## Written problem
Check each line of the records below and collect those holding "piatok".

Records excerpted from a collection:
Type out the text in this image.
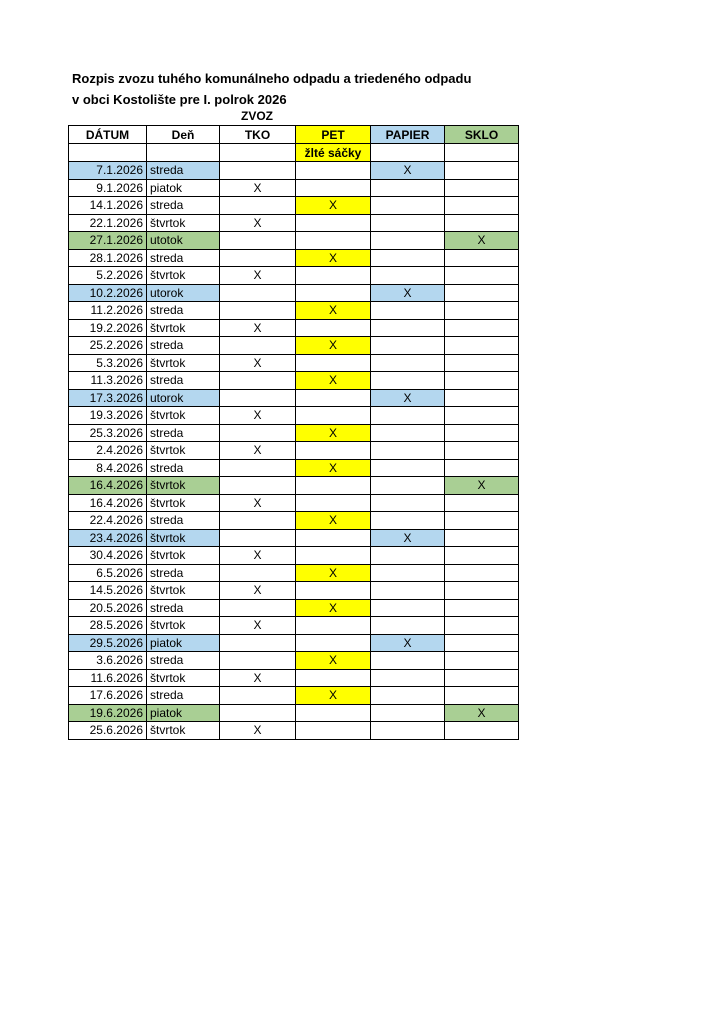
Rozpis zvozu tuhého komunálneho odpadu a triedeného odpadu
v obci Kostolište pre I. polrok 2026
ZVOZ
DÁTUM	Deň	TKO	PET	PAPIER	SKLO
			žlté sáčky		
7.1.2026	streda			X	
9.1.2026	piatok	X			
14.1.2026	streda		X		
22.1.2026	štvrtok	X			
27.1.2026	utotok				X
28.1.2026	streda		X		
5.2.2026	štvrtok	X			
10.2.2026	utorok			X	
11.2.2026	streda		X		
19.2.2026	štvrtok	X			
25.2.2026	streda		X		
5.3.2026	štvrtok	X			
11.3.2026	streda		X		
17.3.2026	utorok			X	
19.3.2026	štvrtok	X			
25.3.2026	streda		X		
2.4.2026	štvrtok	X			
8.4.2026	streda		X		
16.4.2026	štvrtok				X
16.4.2026	štvrtok	X			
22.4.2026	streda		X		
23.4.2026	štvrtok			X	
30.4.2026	štvrtok	X			
6.5.2026	streda		X		
14.5.2026	štvrtok	X			
20.5.2026	streda		X		
28.5.2026	štvrtok	X			
29.5.2026	piatok			X	
3.6.2026	streda		X		
11.6.2026	štvrtok	X			
17.6.2026	streda		X		
19.6.2026	piatok				X
25.6.2026	štvrtok	X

## Exercise solution
9.1.2026	piatok	X			
29.5.2026	piatok			X	
19.6.2026	piatok				X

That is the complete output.